- Extracted information:
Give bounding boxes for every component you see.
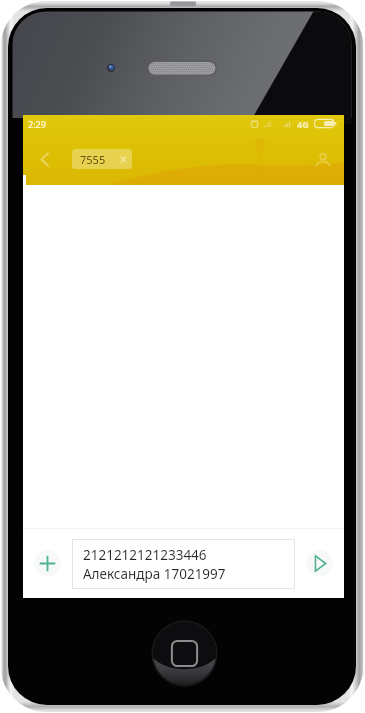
- staticText: 2:29: [28, 118, 46, 130]
- staticText: 2121212121233446: [83, 546, 207, 564]
- button[interactable]: 2121212121233446: [72, 539, 295, 589]
- staticText: 4G: [297, 118, 309, 130]
- button[interactable]: Add attachment: [34, 550, 61, 577]
- button[interactable]: Profile: [303, 139, 343, 179]
- button[interactable]: Back: [23, 138, 65, 180]
- button[interactable]: 7555: [72, 149, 132, 169]
- button[interactable]: Send: [306, 550, 333, 577]
- staticText: Александра 17021997: [83, 565, 226, 583]
- staticText: 7555: [80, 152, 106, 167]
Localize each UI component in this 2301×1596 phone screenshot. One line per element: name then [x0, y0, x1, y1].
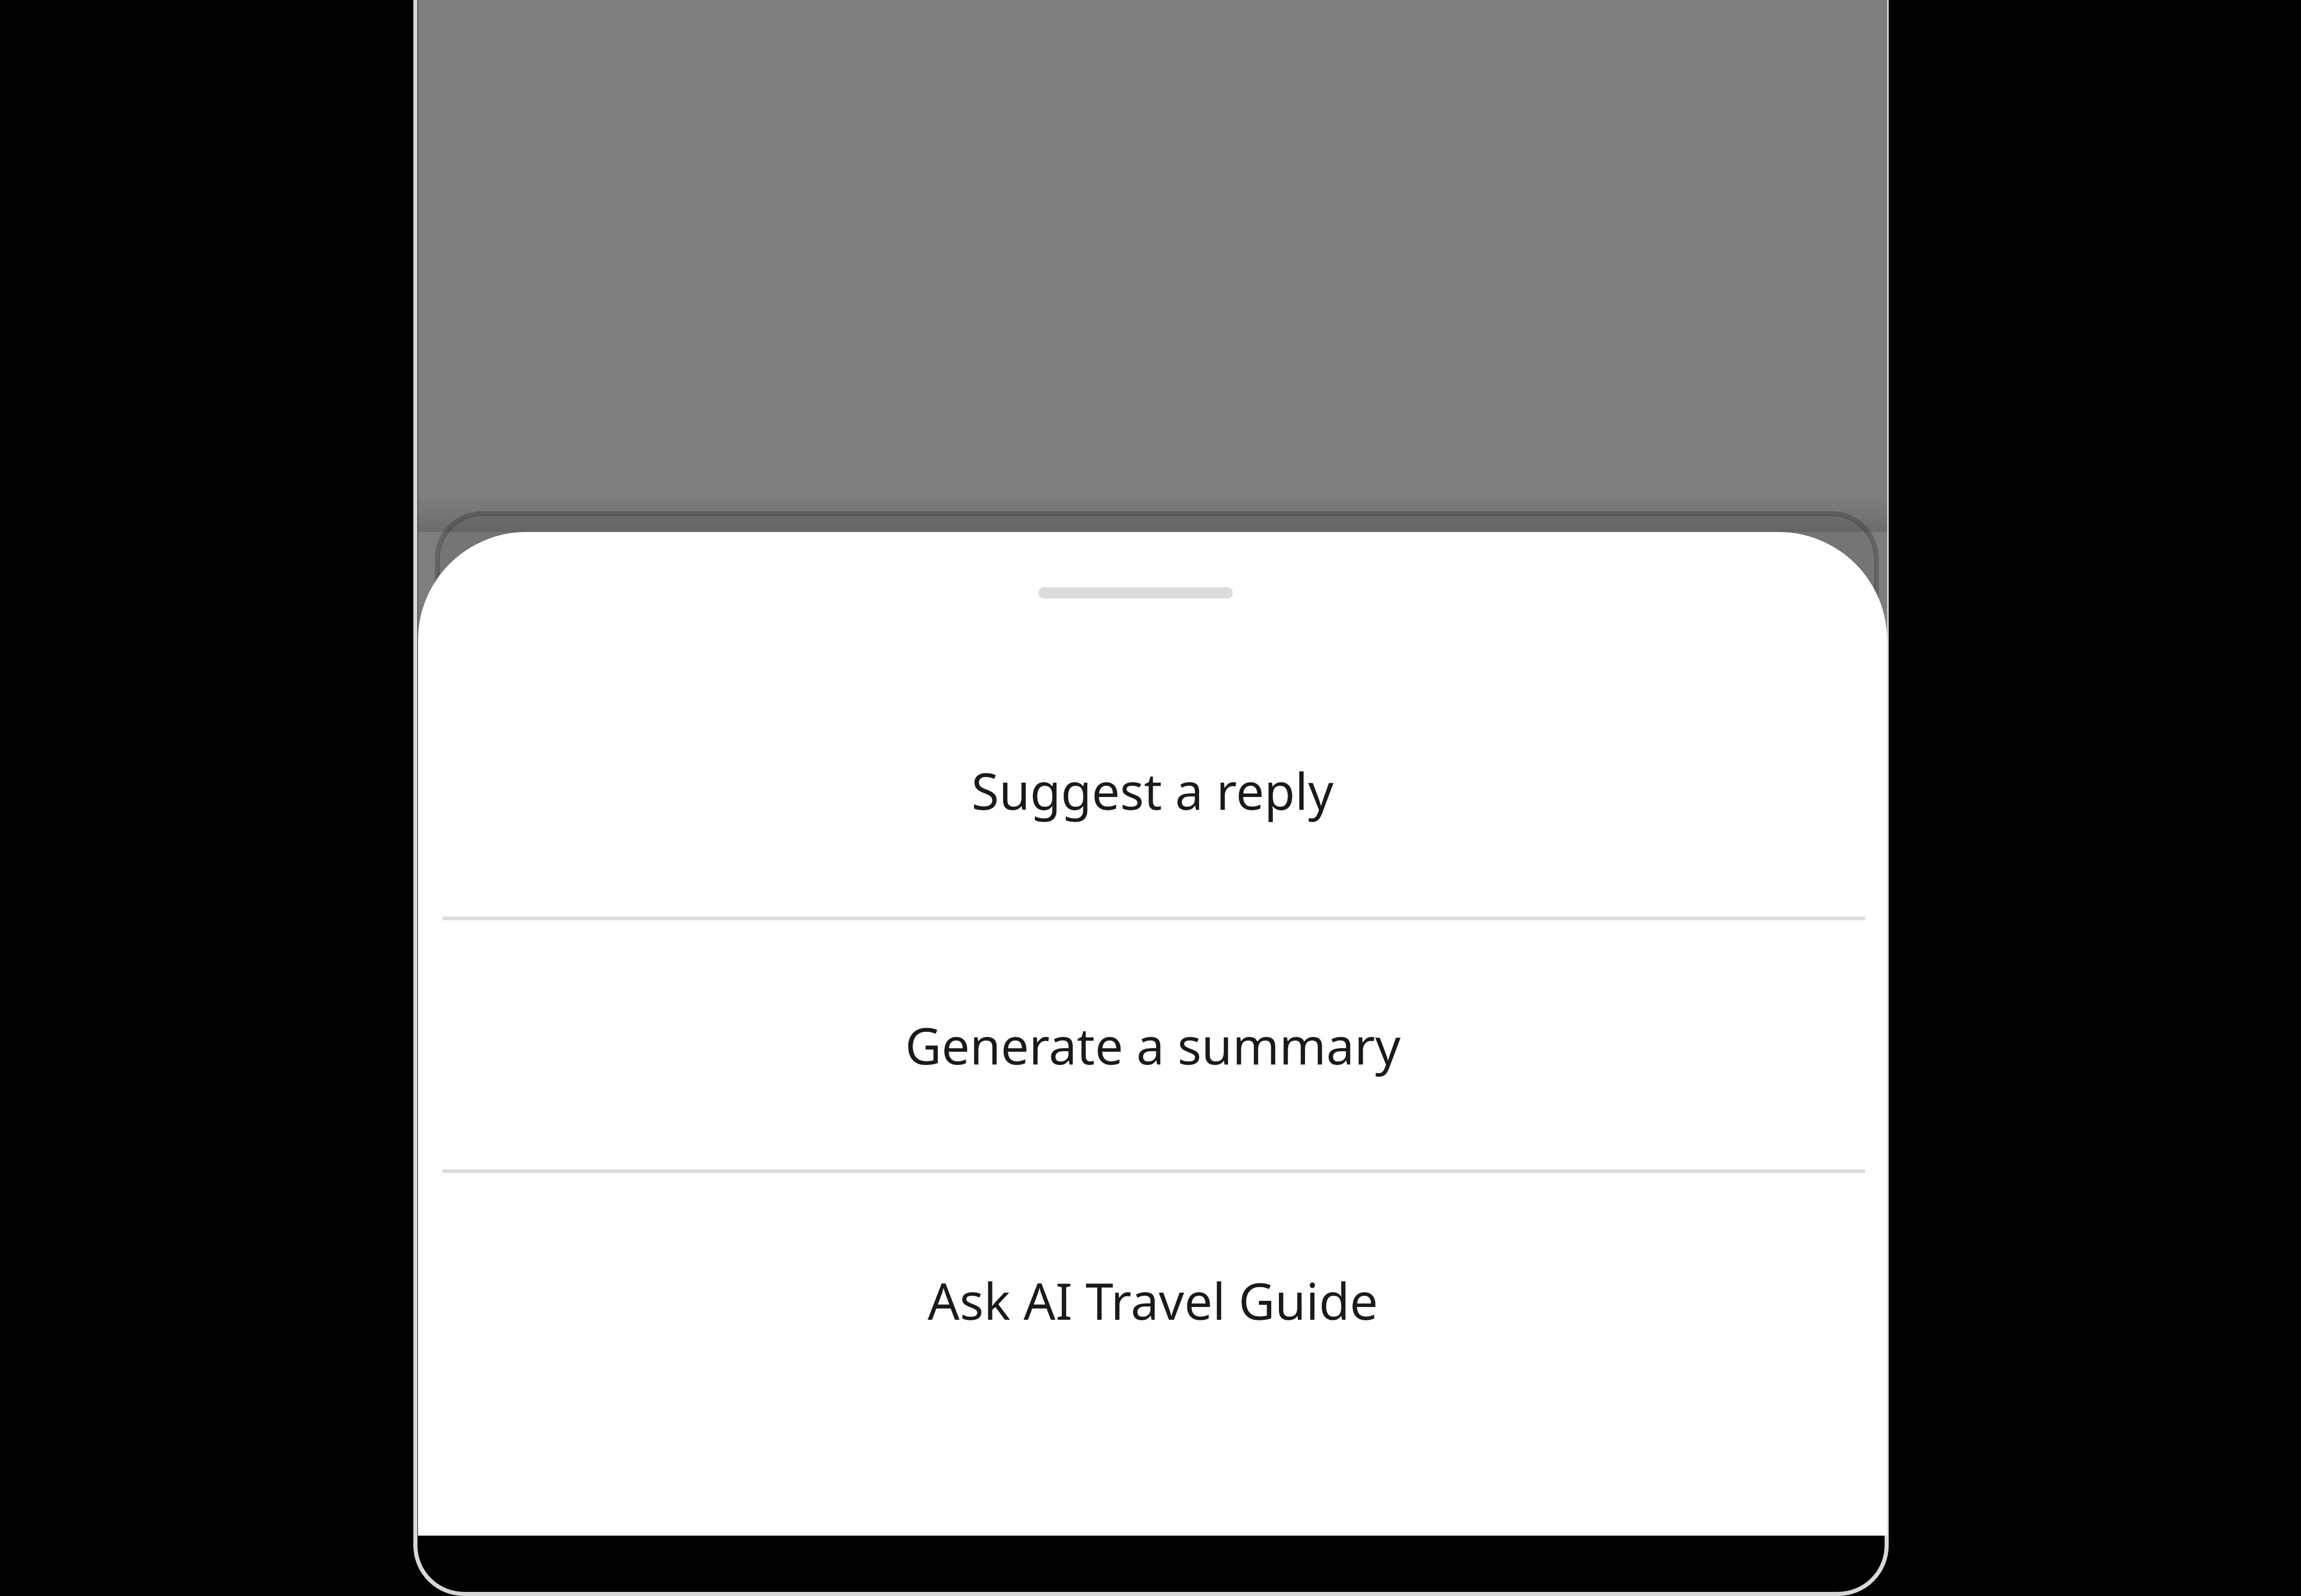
button[interactable]: Ask AI Travel Guide — [418, 1173, 1887, 1427]
staticText: Generate a summary — [905, 1011, 1401, 1079]
other: Drag handle — [1038, 587, 1233, 598]
button[interactable]: Generate a summary — [418, 920, 1887, 1169]
staticText: Ask AI Travel Guide — [927, 1266, 1378, 1334]
staticText: Suggest a reply — [971, 756, 1334, 824]
button[interactable]: Suggest a reply — [418, 663, 1887, 917]
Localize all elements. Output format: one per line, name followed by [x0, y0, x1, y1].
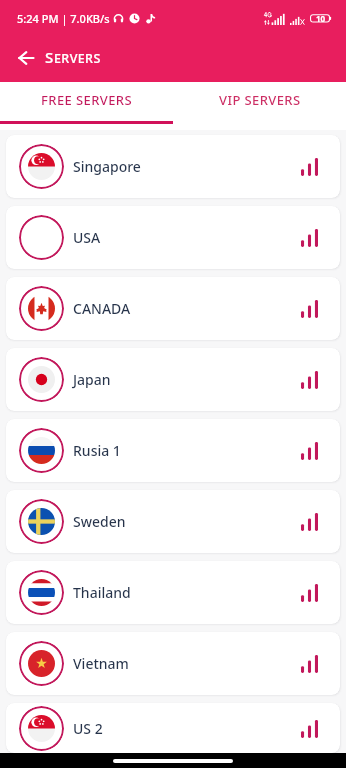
button[interactable]: USA: [6, 206, 340, 269]
staticText: FREE SERVERS: [41, 91, 132, 109]
staticText: 10: [316, 13, 326, 24]
staticText: S: [45, 47, 54, 67]
button[interactable]: CANADA: [6, 277, 340, 340]
button[interactable]: FREE SERVERS: [0, 91, 173, 109]
button[interactable]: Japan: [6, 348, 340, 411]
staticText: 5:24 PM | 7.0KB/s: [17, 11, 110, 26]
button[interactable]: Rusia 1: [6, 419, 340, 482]
staticText: Sweden: [73, 512, 126, 531]
staticText: US 2: [73, 719, 103, 738]
button[interactable]: VIP SERVERS: [173, 91, 346, 109]
button[interactable]: Vietnam: [6, 632, 340, 695]
staticText: Rusia 1: [73, 441, 121, 460]
staticText: Singapore: [73, 157, 141, 176]
button[interactable]: Back: [8, 40, 44, 76]
staticText: Thailand: [73, 583, 131, 602]
staticText: VIP SERVERS: [219, 91, 301, 109]
button[interactable]: US 2: [6, 703, 340, 753]
staticText: ERVERS: [54, 50, 101, 67]
button[interactable]: Singapore: [6, 135, 340, 198]
staticText: Japan: [73, 370, 111, 389]
staticText: USA: [73, 228, 101, 247]
button[interactable]: Sweden: [6, 490, 340, 553]
staticText: Vietnam: [73, 654, 129, 673]
staticText: CANADA: [73, 299, 131, 318]
button[interactable]: Thailand: [6, 561, 340, 624]
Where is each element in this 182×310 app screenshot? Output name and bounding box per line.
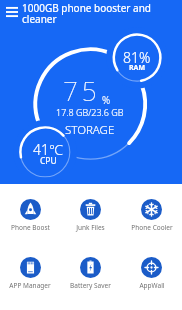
- staticText: %: [102, 93, 111, 107]
- staticText: Phone Cooler: [131, 223, 173, 232]
- button[interactable]: Phone Boost: [0, 196, 60, 235]
- staticText: RAM: [129, 63, 146, 73]
- button[interactable]: APP Manager: [0, 254, 60, 293]
- staticText: Battery Saver: [70, 281, 111, 290]
- staticText: 1000GB phone booster and cleaner: [22, 1, 154, 26]
- button[interactable]: AppWall: [121, 254, 182, 293]
- staticText: Junk Files: [76, 223, 105, 232]
- button[interactable]: Battery Saver: [60, 254, 121, 293]
- staticText: 41℃: [33, 140, 63, 159]
- staticText: 17.8 GB/23.6 GB: [56, 106, 124, 118]
- staticText: AppWall: [139, 281, 165, 290]
- staticText: 75: [63, 73, 101, 108]
- button[interactable]: Junk Files: [60, 196, 121, 235]
- button[interactable]: Open navigation menu: [1, 2, 23, 24]
- staticText: STORAGE: [65, 122, 115, 138]
- staticText: 81%: [123, 48, 151, 67]
- staticText: Phone Boost: [11, 223, 50, 232]
- staticText: APP Manager: [9, 281, 51, 290]
- button[interactable]: Phone Cooler: [121, 196, 182, 235]
- staticText: CPU: [40, 155, 57, 167]
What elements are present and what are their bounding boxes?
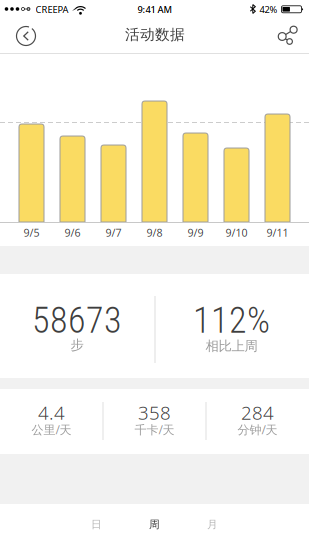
staticText: 58673 bbox=[32, 299, 122, 342]
button[interactable]: 日 bbox=[68, 502, 126, 548]
staticText: 9:41 AM bbox=[138, 3, 172, 16]
staticText: 9/8 bbox=[146, 225, 162, 240]
button[interactable] bbox=[269, 18, 305, 54]
staticText: CREEPA bbox=[36, 3, 68, 16]
staticText: 9/5 bbox=[24, 225, 40, 240]
button[interactable] bbox=[4, 18, 40, 54]
staticText: 9/11 bbox=[266, 225, 288, 240]
staticText: 42% bbox=[260, 3, 278, 16]
staticText: 相比上周 bbox=[206, 338, 258, 354]
staticText: 4.4 bbox=[38, 400, 65, 425]
staticText: 112% bbox=[193, 299, 270, 342]
button[interactable]: 月 bbox=[184, 502, 242, 548]
button[interactable]: 周 bbox=[126, 502, 184, 548]
staticText: 周 bbox=[149, 518, 160, 531]
staticText: 284 bbox=[241, 400, 274, 425]
staticText: 9/9 bbox=[188, 225, 204, 240]
staticText: 分钟/天 bbox=[238, 422, 278, 437]
staticText: 日 bbox=[91, 518, 102, 531]
staticText: 步 bbox=[70, 337, 84, 353]
staticText: 358 bbox=[138, 400, 171, 425]
staticText: 9/7 bbox=[106, 225, 122, 240]
staticText: 活动数据 bbox=[125, 26, 185, 44]
staticText: 9/10 bbox=[226, 225, 248, 240]
staticText: 公里/天 bbox=[32, 422, 72, 437]
staticText: 月 bbox=[207, 518, 218, 531]
staticText: 千卡/天 bbox=[134, 422, 174, 437]
staticText: 9/6 bbox=[64, 225, 80, 240]
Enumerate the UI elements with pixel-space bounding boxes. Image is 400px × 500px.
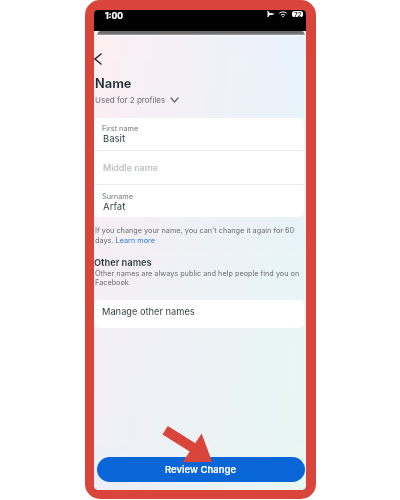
staticText: Surname [102,192,133,201]
button[interactable]: Surname [94,185,304,216]
button[interactable]: Back [94,49,108,69]
staticText: Other names are always public and help p… [95,269,302,287]
staticText: Name [95,76,132,91]
staticText: Manage other names [102,306,195,317]
staticText: Other names [94,257,152,268]
button[interactable]: Middle name [94,151,304,184]
button[interactable]: Manage other names [94,300,304,328]
other: Airplane mode [267,11,275,17]
staticText: Review Change [165,464,237,476]
other: Wi-Fi [279,11,287,17]
button[interactable]: Review Change [97,457,305,482]
staticText: 72 [294,11,302,17]
staticText: Arfat [103,201,126,212]
staticText: Basit [103,133,126,144]
button[interactable]: First name [94,118,304,150]
button[interactable]: If you change your name, you can't chang… [95,226,302,244]
staticText: 1:00 [105,11,124,21]
staticText: First name [102,124,139,133]
button[interactable]: Used for 2 profiles [95,95,178,105]
staticText: Middle name [103,162,158,173]
staticText: Used for 2 profiles [95,95,166,105]
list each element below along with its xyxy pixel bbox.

- What is asked:
Print all of the material above again, line for line and unchanged, but leave out the picture lines.

- Result below:
Give bounding boxes for every component you see.
- staticText: 2:29: [28, 118, 46, 130]
- staticText: 2121212121233446: [83, 546, 207, 564]
- button[interactable]: 2121212121233446: [72, 539, 295, 589]
- staticText: 4G: [297, 118, 309, 130]
- button[interactable]: Add attachment: [34, 550, 61, 577]
- button[interactable]: Profile: [303, 139, 343, 179]
- button[interactable]: Back: [23, 138, 65, 180]
- button[interactable]: 7555: [72, 149, 132, 169]
- button[interactable]: Send: [306, 550, 333, 577]
- staticText: Александра 17021997: [83, 565, 226, 583]
- staticText: 7555: [80, 152, 106, 167]
Localize each UI component in this 2301×1596 phone screenshot. One line per element: name then [x0, y0, x1, y1].
button[interactable]: Ask AI Travel Guide — [418, 1173, 1887, 1427]
staticText: Generate a summary — [905, 1011, 1401, 1079]
other: Drag handle — [1038, 587, 1233, 598]
button[interactable]: Generate a summary — [418, 920, 1887, 1169]
staticText: Ask AI Travel Guide — [927, 1266, 1378, 1334]
staticText: Suggest a reply — [971, 756, 1334, 824]
button[interactable]: Suggest a reply — [418, 663, 1887, 917]
Localize all elements. Output format: one per line, name followed by [x0, y0, x1, y1].
button[interactable]: USA: [6, 206, 340, 269]
staticText: FREE SERVERS: [41, 91, 132, 109]
staticText: 10: [316, 13, 326, 24]
staticText: S: [45, 47, 54, 67]
button[interactable]: CANADA: [6, 277, 340, 340]
button[interactable]: FREE SERVERS: [0, 91, 173, 109]
button[interactable]: Japan: [6, 348, 340, 411]
staticText: 5:24 PM | 7.0KB/s: [17, 11, 110, 26]
button[interactable]: Rusia 1: [6, 419, 340, 482]
staticText: Sweden: [73, 512, 126, 531]
staticText: US 2: [73, 719, 103, 738]
button[interactable]: VIP SERVERS: [173, 91, 346, 109]
button[interactable]: Vietnam: [6, 632, 340, 695]
staticText: Rusia 1: [73, 441, 121, 460]
staticText: Singapore: [73, 157, 141, 176]
button[interactable]: Back: [8, 40, 44, 76]
staticText: Thailand: [73, 583, 131, 602]
staticText: VIP SERVERS: [219, 91, 301, 109]
button[interactable]: US 2: [6, 703, 340, 753]
staticText: ERVERS: [54, 50, 101, 67]
button[interactable]: Singapore: [6, 135, 340, 198]
staticText: Japan: [73, 370, 111, 389]
staticText: USA: [73, 228, 101, 247]
button[interactable]: Sweden: [6, 490, 340, 553]
staticText: Vietnam: [73, 654, 129, 673]
staticText: CANADA: [73, 299, 131, 318]
button[interactable]: Thailand: [6, 561, 340, 624]
Where is each element in this 182×310 app screenshot? Output name and bounding box per line.
- staticText: %: [102, 93, 111, 107]
- staticText: Phone Cooler: [131, 223, 173, 232]
- button[interactable]: Phone Boost: [0, 196, 60, 235]
- staticText: RAM: [129, 63, 146, 73]
- button[interactable]: APP Manager: [0, 254, 60, 293]
- staticText: Battery Saver: [70, 281, 111, 290]
- staticText: 1000GB phone booster and cleaner: [22, 1, 154, 26]
- button[interactable]: AppWall: [121, 254, 182, 293]
- staticText: Junk Files: [76, 223, 105, 232]
- button[interactable]: Battery Saver: [60, 254, 121, 293]
- staticText: 41℃: [33, 140, 63, 159]
- staticText: 17.8 GB/23.6 GB: [56, 106, 124, 118]
- staticText: AppWall: [139, 281, 165, 290]
- staticText: 75: [63, 73, 101, 108]
- button[interactable]: Junk Files: [60, 196, 121, 235]
- button[interactable]: Open navigation menu: [1, 2, 23, 24]
- staticText: STORAGE: [65, 122, 115, 138]
- staticText: 81%: [123, 48, 151, 67]
- staticText: Phone Boost: [11, 223, 50, 232]
- staticText: APP Manager: [9, 281, 51, 290]
- button[interactable]: Phone Cooler: [121, 196, 182, 235]
- staticText: CPU: [40, 155, 57, 167]
What elements are present and what are their bounding boxes?
staticText: 58673 bbox=[32, 299, 122, 342]
button[interactable]: 日 bbox=[68, 502, 126, 548]
staticText: 9:41 AM bbox=[138, 3, 172, 16]
staticText: 9/8 bbox=[146, 225, 162, 240]
button[interactable] bbox=[269, 18, 305, 54]
staticText: CREEPA bbox=[36, 3, 68, 16]
staticText: 9/5 bbox=[24, 225, 40, 240]
button[interactable] bbox=[4, 18, 40, 54]
staticText: 9/11 bbox=[266, 225, 288, 240]
staticText: 42% bbox=[260, 3, 278, 16]
staticText: 相比上周 bbox=[206, 338, 258, 354]
staticText: 4.4 bbox=[38, 400, 65, 425]
staticText: 112% bbox=[193, 299, 270, 342]
button[interactable]: 月 bbox=[184, 502, 242, 548]
button[interactable]: 周 bbox=[126, 502, 184, 548]
staticText: 周 bbox=[149, 518, 160, 531]
staticText: 284 bbox=[241, 400, 274, 425]
staticText: 9/9 bbox=[188, 225, 204, 240]
staticText: 分钟/天 bbox=[238, 422, 278, 437]
staticText: 日 bbox=[91, 518, 102, 531]
staticText: 步 bbox=[70, 337, 84, 353]
staticText: 358 bbox=[138, 400, 171, 425]
staticText: 9/7 bbox=[106, 225, 122, 240]
staticText: 活动数据 bbox=[125, 26, 185, 44]
staticText: 9/10 bbox=[226, 225, 248, 240]
staticText: 公里/天 bbox=[32, 422, 72, 437]
staticText: 月 bbox=[207, 518, 218, 531]
staticText: 千卡/天 bbox=[134, 422, 174, 437]
staticText: 9/6 bbox=[64, 225, 80, 240]
Enumerate the UI elements with pixel-space bounding boxes. Image is 400px × 500px.
staticText: Surname [102,192,133,201]
button[interactable]: Surname [94,185,304,216]
button[interactable]: Back [94,49,108,69]
staticText: Other names are always public and help p… [95,269,302,287]
staticText: Name [95,76,132,91]
staticText: Manage other names [102,306,195,317]
staticText: Other names [94,257,152,268]
button[interactable]: Middle name [94,151,304,184]
button[interactable]: Manage other names [94,300,304,328]
other: Airplane mode [267,11,275,17]
staticText: Review Change [165,464,237,476]
other: Wi-Fi [279,11,287,17]
button[interactable]: Review Change [97,457,305,482]
staticText: 72 [294,11,302,17]
staticText: Arfat [103,201,126,212]
staticText: Basit [103,133,126,144]
button[interactable]: First name [94,118,304,150]
button[interactable]: If you change your name, you can't chang… [95,226,302,244]
staticText: 1:00 [105,11,124,21]
staticText: First name [102,124,139,133]
button[interactable]: Used for 2 profiles [95,95,178,105]
staticText: Middle name [103,162,158,173]
staticText: Used for 2 profiles [95,95,166,105]
list each element below along with its xyxy pixel bbox.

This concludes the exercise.